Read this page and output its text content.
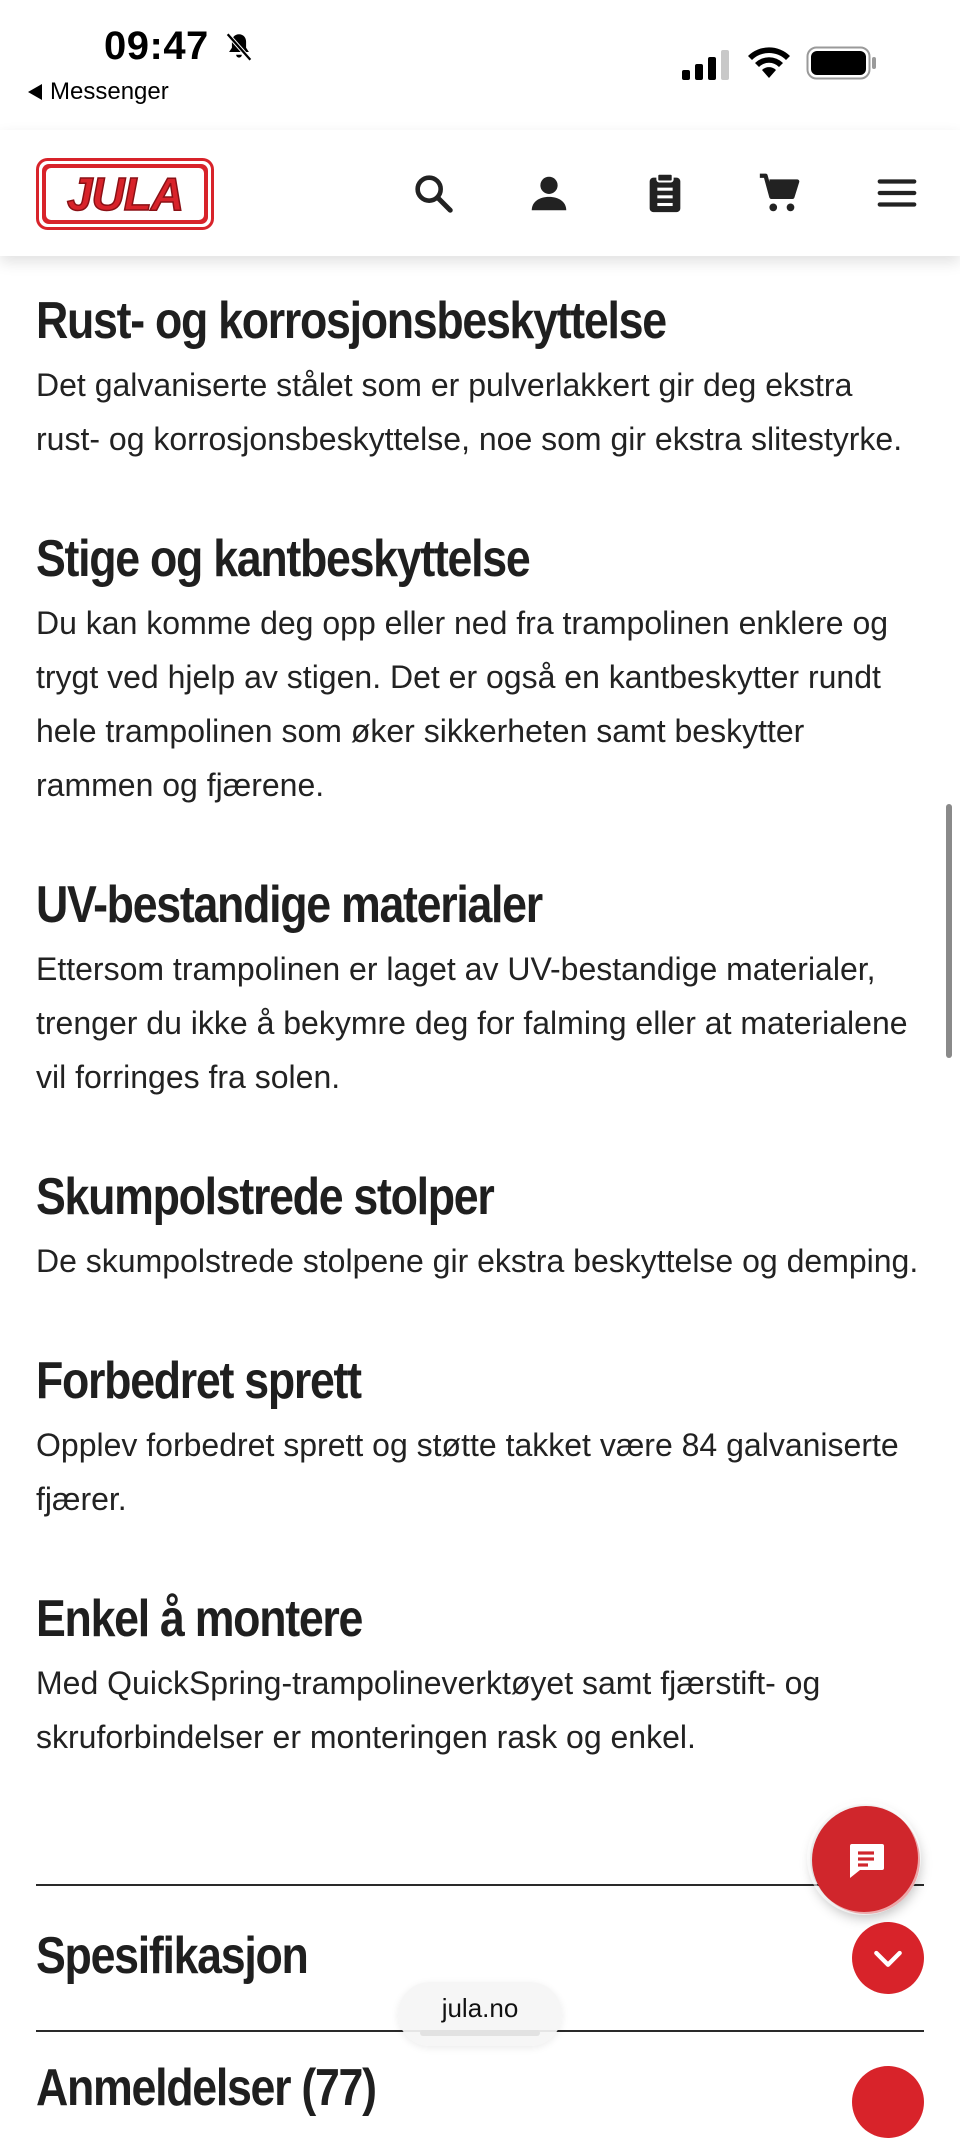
09:47
Messenger
JULA
Rust- og korrosjonsbeskyttelse

Det galvaniserte stålet som er pulverlakkert gir deg ekstra rust- og korrosjonsbeskyttelse, noe som gir ekstra slitestyrke.

Stige og kantbeskyttelse

Du kan komme deg opp eller ned fra trampolinen enklere og trygt ved hjelp av stigen. Det er også en kantbeskytter rundt hele trampolinen som øker sikkerheten samt beskytter rammen og fjærene.

UV-bestandige materialer

Ettersom trampolinen er laget av UV-bestandige materialer, trenger du ikke å bekymre deg for falming eller at materialene vil forringes fra solen.

Skumpolstrede stolper

De skumpolstrede stolpene gir ekstra beskyttelse og demping.

Forbedret sprett

Opplev forbedret sprett og støtte takket være 84 galvaniserte fjærer.

Enkel å montere

Med QuickSpring-trampolineverktøyet samt fjærstift- og skruforbindelser er monteringen rask og enkel.

Spesifikasjon
Anmeldelser (77)
jula.no
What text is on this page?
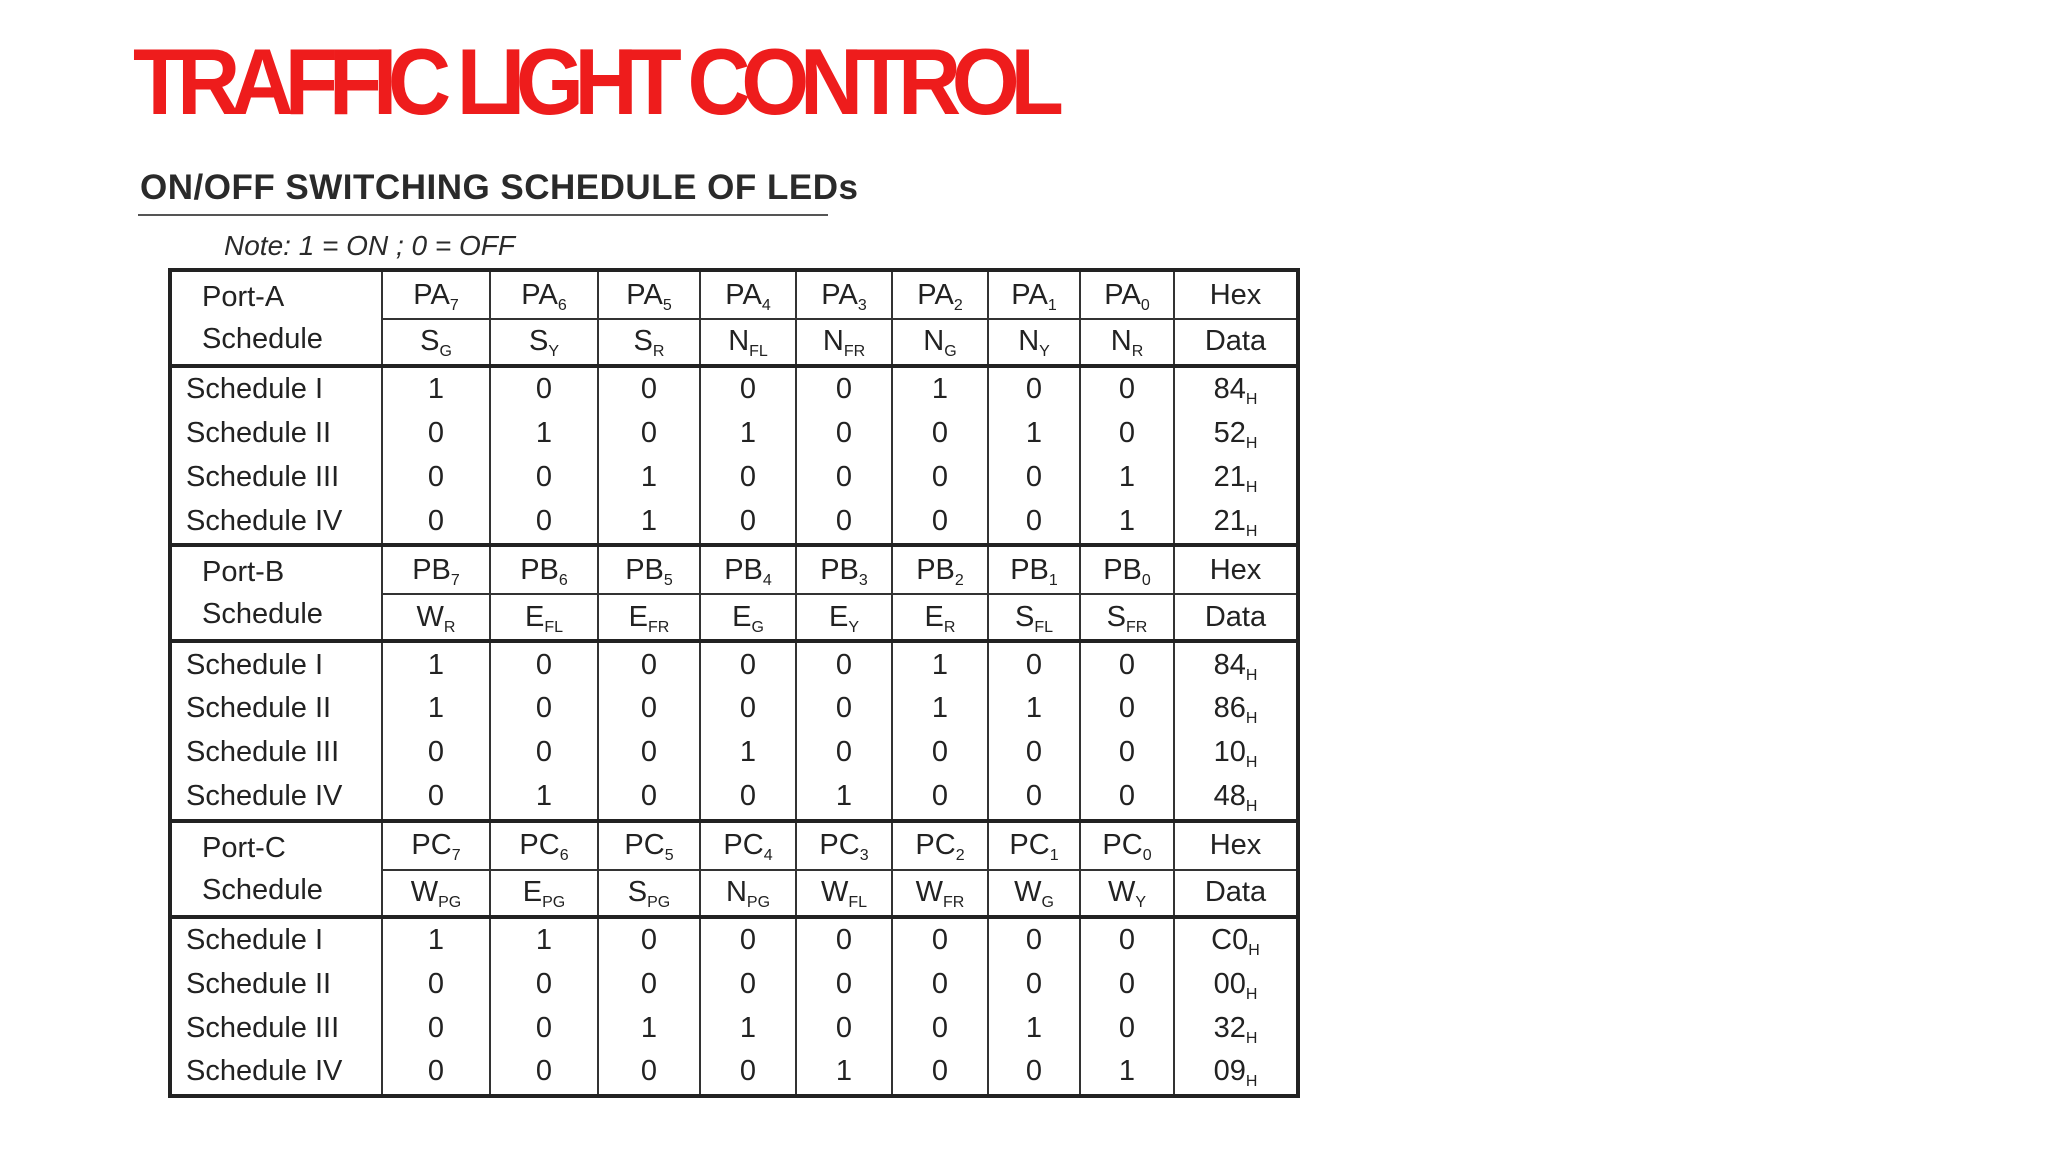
TRAFFIC LIGHT CONTROL
ON/OFF SWITCHING SCHEDULE OF LEDs
Note: 1 = ON ; 0 = OFF
Port-A
Schedule	$PA_7$	$PA_6$	$PA_5$	$PA_4$	$PA_3$	$PA_2$	$PA_1$	$PA_0$	Hex
	$S_G$	$S_Y$	$S_R$	$N_{FL}$	$N_{FR}$	$N_G$	$N_Y$	$N_R$	Data
Schedule I	1	0	0	0	0	1	0	0	$84_H$
Schedule II	0	1	0	1	0	0	1	0	$52_H$
Schedule III	0	0	1	0	0	0	0	1	$21_H$
Schedule IV	0	0	1	0	0	0	0	1	$21_H$

Port-B
Schedule	$PB_7$	$PB_6$	$PB_5$	$PB_4$	$PB_3$	$PB_2$	$PB_1$	$PB_0$	Hex
	$W_R$	$E_{FL}$	$E_{FR}$	$E_G$	$E_Y$	$E_R$	$S_{FL}$	$S_{FR}$	Data
Schedule I	1	0	0	0	0	1	0	0	$84_H$
Schedule II	1	0	0	0	0	1	1	0	$86_H$
Schedule III	0	0	0	1	0	0	0	0	$10_H$
Schedule IV	0	1	0	0	1	0	0	0	$48_H$

Port-C
Schedule	$PC_7$	$PC_6$	$PC_5$	$PC_4$	$PC_3$	$PC_2$	$PC_1$	$PC_0$	Hex
	$W_{PG}$	$E_{PG}$	$S_{PG}$	$N_{PG}$	$W_{FL}$	$W_{FR}$	$W_G$	$W_Y$	Data
Schedule I	1	1	0	0	0	0	0	0	$C0_H$
Schedule II	0	0	0	0	0	0	0	0	$00_H$
Schedule III	0	0	1	1	0	0	1	0	$32_H$
Schedule IV	0	0	0	0	1	0	0	1	$09_H$
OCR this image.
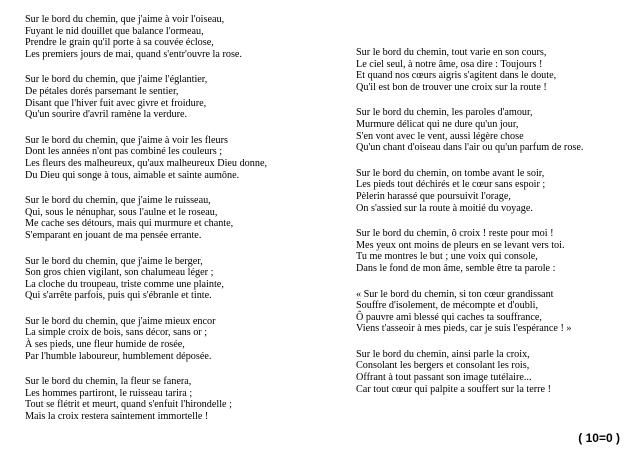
Sur le bord du chemin, que j'aime à voir l'oiseau,
Fuyant le nid douillet que balance l'ormeau,
Prendre le grain qu'il porte à sa couvée éclose,
Les premiers jours de mai, quand s'entr'ouvre la rose.
Sur le bord du chemin, que j'aime l'églantier,
De pétales dorés parsemant le sentier,
Disant que l'hiver fuit avec givre et froidure,
Qu'un sourire d'avril ramène la verdure.
Sur le bord du chemin, que j'aime à voir les fleurs
Dont les années n'ont pas combiné les couleurs ;
Les fleurs des malheureux, qu'aux malheureux Dieu donne,
Du Dieu qui songe à tous, aimable et sainte aumône.
Sur le bord du chemin, que j'aime le ruisseau,
Qui, sous le nénuphar, sous l'aulne et le roseau,
Me cache ses détours, mais qui murmure et chante,
S'emparant en jouant de ma pensée errante.
Sur le bord du chemin, que j'aime le berger,
Son gros chien vigilant, son chalumeau léger ;
La cloche du troupeau, triste comme une plainte,
Qui s'arrête parfois, puis qui s'ébranle et tinte.
Sur le bord du chemin, que j'aime mieux encor
La simple croix de bois, sans décor, sans or ;
À ses pieds, une fleur humide de rosée,
Par l'humble laboureur, humblement déposée.
Sur le bord du chemin, la fleur se fanera,
Les hommes partiront, le ruisseau tarira ;
Tout se flétrit et meurt, quand s'enfuit l'hirondelle ;
Mais la croix restera saintement immortelle !
Sur le bord du chemin, tout varie en son cours,
Le ciel seul, à notre âme, osa dire : Toujours !
Et quand nos cœurs aigris s'agitent dans le doute,
Qu'il est bon de trouver une croix sur la route !
Sur le bord du chemin, les paroles d'amour,
Murmure délicat qui ne dure qu'un jour,
S'en vont avec le vent, aussi légère chose
Qu'un chant d'oiseau dans l'air ou qu'un parfum de rose.
Sur le bord du chemin, on tombe avant le soir,
Les pieds tout déchirés et le cœur sans espoir ;
Pèlerin harassé que poursuivit l'orage,
On s'assied sur la route à moitié du voyage.
Sur le bord du chemin, ô croix ! reste pour moi !
Mes yeux ont moins de pleurs en se levant vers toi.
Tu me montres le but ; une voix qui console,
Dans le fond de mon âme, semble être ta parole :
« Sur le bord du chemin, si ton cœur grandissant
Souffre d'isolement, de mécompte et d'oubli,
Ô pauvre ami blessé qui caches ta souffrance,
Viens t'asseoir à mes pieds, car je suis l'espérance ! »
Sur le bord du chemin, ainsi parle la croix,
Consolant les bergers et consolant les rois,
Offrant à tout passant son image tutélaire...
Car tout cœur qui palpite a souffert sur la terre !
( 10=0 )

## REQUIREMENTS
Copy out all lines above that include the string "quand".

## CORRECT RESPONSE
Les premiers jours de mai, quand s'entr'ouvre la rose.
Tout se flétrit et meurt, quand s'enfuit l'hirondelle ;
Et quand nos cœurs aigris s'agitent dans le doute,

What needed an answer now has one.